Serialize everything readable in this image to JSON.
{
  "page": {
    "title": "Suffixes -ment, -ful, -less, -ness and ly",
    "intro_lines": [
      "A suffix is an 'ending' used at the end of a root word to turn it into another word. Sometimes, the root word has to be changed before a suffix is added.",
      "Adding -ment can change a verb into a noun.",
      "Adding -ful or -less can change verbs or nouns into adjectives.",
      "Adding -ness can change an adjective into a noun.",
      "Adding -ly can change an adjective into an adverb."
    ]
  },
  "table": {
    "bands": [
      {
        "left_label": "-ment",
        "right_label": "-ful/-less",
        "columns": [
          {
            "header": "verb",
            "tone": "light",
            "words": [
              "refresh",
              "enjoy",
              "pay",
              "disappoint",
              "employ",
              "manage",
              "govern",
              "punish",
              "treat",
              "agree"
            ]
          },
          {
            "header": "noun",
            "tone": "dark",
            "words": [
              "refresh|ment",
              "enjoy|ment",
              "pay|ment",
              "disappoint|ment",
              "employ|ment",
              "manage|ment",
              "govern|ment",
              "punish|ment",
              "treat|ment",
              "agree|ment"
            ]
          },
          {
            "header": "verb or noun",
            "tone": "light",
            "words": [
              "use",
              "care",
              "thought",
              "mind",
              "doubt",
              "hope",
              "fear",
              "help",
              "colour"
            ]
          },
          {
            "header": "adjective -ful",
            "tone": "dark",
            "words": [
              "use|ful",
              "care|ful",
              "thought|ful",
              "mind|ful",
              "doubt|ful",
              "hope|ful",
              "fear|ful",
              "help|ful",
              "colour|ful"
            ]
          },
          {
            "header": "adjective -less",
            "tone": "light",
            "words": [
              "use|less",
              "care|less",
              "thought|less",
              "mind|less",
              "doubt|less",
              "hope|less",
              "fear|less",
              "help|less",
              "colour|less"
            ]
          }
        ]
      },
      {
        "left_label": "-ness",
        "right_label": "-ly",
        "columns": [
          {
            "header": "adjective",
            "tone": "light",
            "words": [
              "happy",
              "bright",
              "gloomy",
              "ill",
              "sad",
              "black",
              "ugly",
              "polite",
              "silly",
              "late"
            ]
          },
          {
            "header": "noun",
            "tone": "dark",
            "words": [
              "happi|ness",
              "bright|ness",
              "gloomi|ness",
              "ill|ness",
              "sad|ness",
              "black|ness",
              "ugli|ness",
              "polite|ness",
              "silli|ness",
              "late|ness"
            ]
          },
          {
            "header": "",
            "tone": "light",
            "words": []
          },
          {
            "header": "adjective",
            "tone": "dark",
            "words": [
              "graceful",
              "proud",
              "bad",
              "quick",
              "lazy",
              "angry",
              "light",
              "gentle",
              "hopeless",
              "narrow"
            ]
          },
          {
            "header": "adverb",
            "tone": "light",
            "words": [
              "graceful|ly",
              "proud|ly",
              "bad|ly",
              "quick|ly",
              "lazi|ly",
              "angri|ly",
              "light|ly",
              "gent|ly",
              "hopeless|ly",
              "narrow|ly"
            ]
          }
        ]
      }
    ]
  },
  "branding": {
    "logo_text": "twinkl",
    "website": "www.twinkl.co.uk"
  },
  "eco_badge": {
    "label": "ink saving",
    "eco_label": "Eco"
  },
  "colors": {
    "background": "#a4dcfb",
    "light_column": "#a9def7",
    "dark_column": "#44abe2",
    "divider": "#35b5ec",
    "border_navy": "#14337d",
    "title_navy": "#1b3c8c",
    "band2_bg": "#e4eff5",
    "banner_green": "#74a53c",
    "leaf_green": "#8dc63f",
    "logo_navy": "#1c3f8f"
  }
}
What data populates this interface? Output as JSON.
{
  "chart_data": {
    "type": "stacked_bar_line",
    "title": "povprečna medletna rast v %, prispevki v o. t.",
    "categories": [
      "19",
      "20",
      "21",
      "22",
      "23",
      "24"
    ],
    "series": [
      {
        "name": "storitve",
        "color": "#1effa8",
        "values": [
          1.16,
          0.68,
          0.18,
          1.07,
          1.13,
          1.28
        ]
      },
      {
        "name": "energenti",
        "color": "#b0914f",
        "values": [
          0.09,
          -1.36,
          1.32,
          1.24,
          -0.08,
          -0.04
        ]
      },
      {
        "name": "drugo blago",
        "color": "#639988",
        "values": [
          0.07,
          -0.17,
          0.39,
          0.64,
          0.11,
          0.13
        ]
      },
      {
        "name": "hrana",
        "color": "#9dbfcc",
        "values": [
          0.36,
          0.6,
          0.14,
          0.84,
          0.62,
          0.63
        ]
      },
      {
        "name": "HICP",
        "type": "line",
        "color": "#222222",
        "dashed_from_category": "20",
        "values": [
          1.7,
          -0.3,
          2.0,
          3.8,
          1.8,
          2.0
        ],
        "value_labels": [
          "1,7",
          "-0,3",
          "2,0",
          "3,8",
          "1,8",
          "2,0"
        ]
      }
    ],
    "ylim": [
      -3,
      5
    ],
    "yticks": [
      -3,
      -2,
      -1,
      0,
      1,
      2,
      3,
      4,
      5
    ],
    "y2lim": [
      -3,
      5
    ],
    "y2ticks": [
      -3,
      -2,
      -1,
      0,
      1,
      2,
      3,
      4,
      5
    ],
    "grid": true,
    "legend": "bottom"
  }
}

-- -- --

> **DIRECTIVE**
Write every line of the material above again, exactly.

> **EXERCISE RESULT**
Serialize everything readable in this image to JSON.
{
  "page": {
    "title": "Suffixes -ment, -ful, -less, -ness and ly",
    "intro_lines": [
      "A suffix is an 'ending' used at the end of a root word to turn it into another word. Sometimes, the root word has to be changed before a suffix is added.",
      "Adding -ment can change a verb into a noun.",
      "Adding -ful or -less can change verbs or nouns into adjectives.",
      "Adding -ness can change an adjective into a noun.",
      "Adding -ly can change an adjective into an adverb."
    ]
  },
  "table": {
    "bands": [
      {
        "left_label": "-ment",
        "right_label": "-ful/-less",
        "columns": [
          {
            "header": "verb",
            "tone": "light",
            "words": [
              "refresh",
              "enjoy",
              "pay",
              "disappoint",
              "employ",
              "manage",
              "govern",
              "punish",
              "treat",
              "agree"
            ]
          },
          {
            "header": "noun",
            "tone": "dark",
            "words": [
              "refresh|ment",
              "enjoy|ment",
              "pay|ment",
              "disappoint|ment",
              "employ|ment",
              "manage|ment",
              "govern|ment",
              "punish|ment",
              "treat|ment",
              "agree|ment"
            ]
          },
          {
            "header": "verb or noun",
            "tone": "light",
            "words": [
              "use",
              "care",
              "thought",
              "mind",
              "doubt",
              "hope",
              "fear",
              "help",
              "colour"
            ]
          },
          {
            "header": "adjective -ful",
            "tone": "dark",
            "words": [
              "use|ful",
              "care|ful",
              "thought|ful",
              "mind|ful",
              "doubt|ful",
              "hope|ful",
              "fear|ful",
              "help|ful",
              "colour|ful"
            ]
          },
          {
            "header": "adjective -less",
            "tone": "light",
            "words": [
              "use|less",
              "care|less",
              "thought|less",
              "mind|less",
              "doubt|less",
              "hope|less",
              "fear|less",
              "help|less",
              "colour|less"
            ]
          }
        ]
      },
      {
        "left_label": "-ness",
        "right_label": "-ly",
        "columns": [
          {
            "header": "adjective",
            "tone": "light",
            "words": [
              "happy",
              "bright",
              "gloomy",
              "ill",
              "sad",
              "black",
              "ugly",
              "polite",
              "silly",
              "late"
            ]
          },
          {
            "header": "noun",
            "tone": "dark",
            "words": [
              "happi|ness",
              "bright|ness",
              "gloomi|ness",
              "ill|ness",
              "sad|ness",
              "black|ness",
              "ugli|ness",
              "polite|ness",
              "silli|ness",
              "late|ness"
            ]
          },
          {
            "header": "",
            "tone": "light",
            "words": []
          },
          {
            "header": "adjective",
            "tone": "dark",
            "words": [
              "graceful",
              "proud",
              "bad",
              "quick",
              "lazy",
              "angry",
              "light",
              "gentle",
              "hopeless",
              "narrow"
            ]
          },
          {
            "header": "adverb",
            "tone": "light",
            "words": [
              "graceful|ly",
              "proud|ly",
              "bad|ly",
              "quick|ly",
              "lazi|ly",
              "angri|ly",
              "light|ly",
              "gent|ly",
              "hopeless|ly",
              "narrow|ly"
            ]
          }
        ]
      }
    ]
  },
  "branding": {
    "logo_text": "twinkl",
    "website": "www.twinkl.co.uk"
  },
  "eco_badge": {
    "label": "ink saving",
    "eco_label": "Eco"
  },
  "colors": {
    "background": "#a4dcfb",
    "light_column": "#a9def7",
    "dark_column": "#44abe2",
    "divider": "#35b5ec",
    "border_navy": "#14337d",
    "title_navy": "#1b3c8c",
    "band2_bg": "#e4eff5",
    "banner_green": "#74a53c",
    "leaf_green": "#8dc63f",
    "logo_navy": "#1c3f8f"
  }
}
What data populates this interface? Output as JSON.
{
  "chart_data": {
    "type": "stacked_bar_line",
    "title": "povprečna medletna rast v %, prispevki v o. t.",
    "categories": [
      "19",
      "20",
      "21",
      "22",
      "23",
      "24"
    ],
    "series": [
      {
        "name": "storitve",
        "color": "#1effa8",
        "values": [
          1.16,
          0.68,
          0.18,
          1.07,
          1.13,
          1.28
        ]
      },
      {
        "name": "energenti",
        "color": "#b0914f",
        "values": [
          0.09,
          -1.36,
          1.32,
          1.24,
          -0.08,
          -0.04
        ]
      },
      {
        "name": "drugo blago",
        "color": "#639988",
        "values": [
          0.07,
          -0.17,
          0.39,
          0.64,
          0.11,
          0.13
        ]
      },
      {
        "name": "hrana",
        "color": "#9dbfcc",
        "values": [
          0.36,
          0.6,
          0.14,
          0.84,
          0.62,
          0.63
        ]
      },
      {
        "name": "HICP",
        "type": "line",
        "color": "#222222",
        "dashed_from_category": "20",
        "values": [
          1.7,
          -0.3,
          2.0,
          3.8,
          1.8,
          2.0
        ],
        "value_labels": [
          "1,7",
          "-0,3",
          "2,0",
          "3,8",
          "1,8",
          "2,0"
        ]
      }
    ],
    "ylim": [
      -3,
      5
    ],
    "yticks": [
      -3,
      -2,
      -1,
      0,
      1,
      2,
      3,
      4,
      5
    ],
    "y2lim": [
      -3,
      5
    ],
    "y2ticks": [
      -3,
      -2,
      -1,
      0,
      1,
      2,
      3,
      4,
      5
    ],
    "grid": true,
    "legend": "bottom"
  }
}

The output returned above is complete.